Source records

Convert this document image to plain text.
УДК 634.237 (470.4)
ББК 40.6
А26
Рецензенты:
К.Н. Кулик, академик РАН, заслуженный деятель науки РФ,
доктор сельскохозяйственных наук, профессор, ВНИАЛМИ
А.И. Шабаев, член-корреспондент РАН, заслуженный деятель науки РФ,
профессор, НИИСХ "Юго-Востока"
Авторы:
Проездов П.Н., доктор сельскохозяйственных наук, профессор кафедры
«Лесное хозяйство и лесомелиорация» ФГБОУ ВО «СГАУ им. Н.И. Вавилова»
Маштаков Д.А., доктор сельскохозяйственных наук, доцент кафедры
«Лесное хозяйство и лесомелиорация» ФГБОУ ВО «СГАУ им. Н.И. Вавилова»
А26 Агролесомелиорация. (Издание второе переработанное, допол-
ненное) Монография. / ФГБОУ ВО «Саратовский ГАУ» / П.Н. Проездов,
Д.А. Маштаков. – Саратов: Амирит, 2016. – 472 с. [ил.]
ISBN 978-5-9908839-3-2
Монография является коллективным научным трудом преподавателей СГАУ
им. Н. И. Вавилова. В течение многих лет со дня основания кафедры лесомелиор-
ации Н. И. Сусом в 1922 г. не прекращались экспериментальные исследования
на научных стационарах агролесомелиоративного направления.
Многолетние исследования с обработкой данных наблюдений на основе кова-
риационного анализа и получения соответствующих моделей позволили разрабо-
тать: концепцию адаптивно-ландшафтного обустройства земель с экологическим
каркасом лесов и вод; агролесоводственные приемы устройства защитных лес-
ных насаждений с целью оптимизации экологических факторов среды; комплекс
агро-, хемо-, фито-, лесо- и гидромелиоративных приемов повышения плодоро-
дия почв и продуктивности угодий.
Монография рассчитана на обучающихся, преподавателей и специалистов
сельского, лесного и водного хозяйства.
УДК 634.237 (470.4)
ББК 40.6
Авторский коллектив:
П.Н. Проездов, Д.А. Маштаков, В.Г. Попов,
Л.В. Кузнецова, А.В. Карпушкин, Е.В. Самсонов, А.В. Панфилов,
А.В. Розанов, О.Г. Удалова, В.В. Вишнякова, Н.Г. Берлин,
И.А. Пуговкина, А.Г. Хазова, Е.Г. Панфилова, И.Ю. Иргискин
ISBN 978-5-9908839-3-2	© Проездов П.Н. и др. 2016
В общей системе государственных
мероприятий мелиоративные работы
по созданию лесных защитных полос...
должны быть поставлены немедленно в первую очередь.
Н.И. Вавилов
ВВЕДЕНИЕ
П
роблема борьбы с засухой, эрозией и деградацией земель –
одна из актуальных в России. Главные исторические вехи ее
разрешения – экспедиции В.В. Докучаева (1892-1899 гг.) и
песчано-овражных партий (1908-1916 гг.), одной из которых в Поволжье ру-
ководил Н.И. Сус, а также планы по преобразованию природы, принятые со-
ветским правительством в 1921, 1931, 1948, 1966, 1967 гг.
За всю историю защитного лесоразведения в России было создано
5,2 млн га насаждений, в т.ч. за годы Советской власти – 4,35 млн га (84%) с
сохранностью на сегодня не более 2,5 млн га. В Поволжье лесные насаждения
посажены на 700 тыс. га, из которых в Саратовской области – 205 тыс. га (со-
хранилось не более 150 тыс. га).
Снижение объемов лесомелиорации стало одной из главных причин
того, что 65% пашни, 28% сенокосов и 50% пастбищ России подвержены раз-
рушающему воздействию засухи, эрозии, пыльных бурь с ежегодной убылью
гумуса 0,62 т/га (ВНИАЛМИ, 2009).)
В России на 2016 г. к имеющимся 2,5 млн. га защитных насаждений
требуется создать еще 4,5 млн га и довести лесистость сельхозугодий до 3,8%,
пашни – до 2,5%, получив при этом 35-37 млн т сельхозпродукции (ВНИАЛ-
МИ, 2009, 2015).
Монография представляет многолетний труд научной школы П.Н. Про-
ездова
* * *
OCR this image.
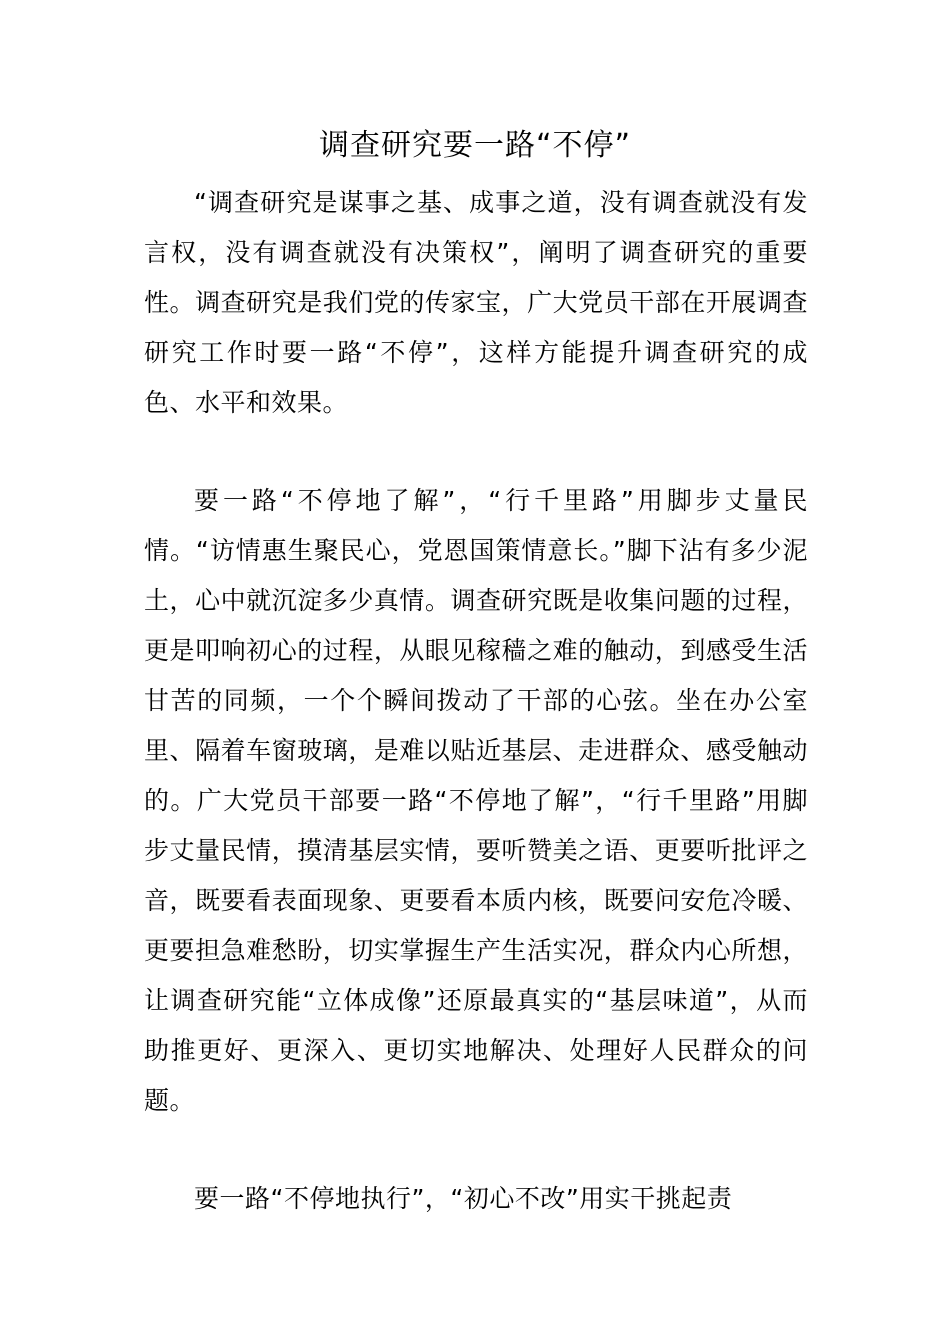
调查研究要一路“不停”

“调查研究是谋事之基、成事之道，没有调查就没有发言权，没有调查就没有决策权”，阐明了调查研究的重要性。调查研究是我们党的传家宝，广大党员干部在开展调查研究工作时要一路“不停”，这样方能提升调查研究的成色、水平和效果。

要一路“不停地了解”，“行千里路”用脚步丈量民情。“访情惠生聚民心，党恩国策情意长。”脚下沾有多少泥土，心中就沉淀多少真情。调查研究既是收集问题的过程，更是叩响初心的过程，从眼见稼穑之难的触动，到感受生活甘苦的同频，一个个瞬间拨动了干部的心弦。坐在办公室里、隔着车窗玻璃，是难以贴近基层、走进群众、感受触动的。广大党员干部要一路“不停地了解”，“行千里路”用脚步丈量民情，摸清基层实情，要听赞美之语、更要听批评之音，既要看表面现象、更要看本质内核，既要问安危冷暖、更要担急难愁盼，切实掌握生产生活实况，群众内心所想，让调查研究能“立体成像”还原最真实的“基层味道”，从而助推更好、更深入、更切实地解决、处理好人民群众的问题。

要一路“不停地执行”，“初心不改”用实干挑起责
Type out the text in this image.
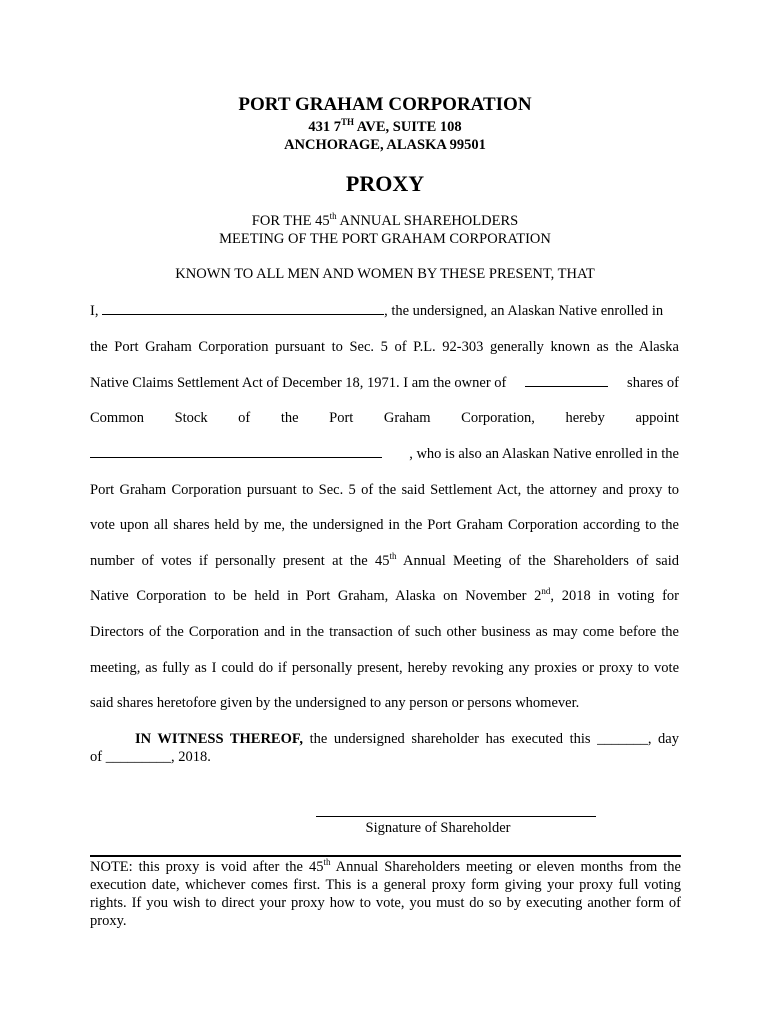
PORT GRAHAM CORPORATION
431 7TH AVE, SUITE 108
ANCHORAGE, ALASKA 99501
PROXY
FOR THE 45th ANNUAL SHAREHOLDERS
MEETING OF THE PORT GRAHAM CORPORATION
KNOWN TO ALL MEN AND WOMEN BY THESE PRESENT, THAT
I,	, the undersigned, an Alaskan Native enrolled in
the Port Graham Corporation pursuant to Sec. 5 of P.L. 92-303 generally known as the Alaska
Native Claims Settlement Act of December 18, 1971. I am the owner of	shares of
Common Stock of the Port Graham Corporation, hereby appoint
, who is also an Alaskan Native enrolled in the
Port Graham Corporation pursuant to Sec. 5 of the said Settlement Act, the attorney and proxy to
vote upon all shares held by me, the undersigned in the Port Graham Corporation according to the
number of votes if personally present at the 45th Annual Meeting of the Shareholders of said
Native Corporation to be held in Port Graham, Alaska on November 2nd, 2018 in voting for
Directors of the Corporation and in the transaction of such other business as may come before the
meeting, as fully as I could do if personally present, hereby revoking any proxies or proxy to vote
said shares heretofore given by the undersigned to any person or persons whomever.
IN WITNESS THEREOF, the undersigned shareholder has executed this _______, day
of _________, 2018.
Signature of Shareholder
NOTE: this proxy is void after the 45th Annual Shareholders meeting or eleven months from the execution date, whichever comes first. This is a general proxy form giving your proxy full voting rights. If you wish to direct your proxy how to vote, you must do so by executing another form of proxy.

Exercise
Copy every line of the data that holds the string "personally".

Finished answer
number of votes if personally present at the 45th Annual Meeting of the Shareholders of said
meeting, as fully as I could do if personally present, hereby revoking any proxies or proxy to vote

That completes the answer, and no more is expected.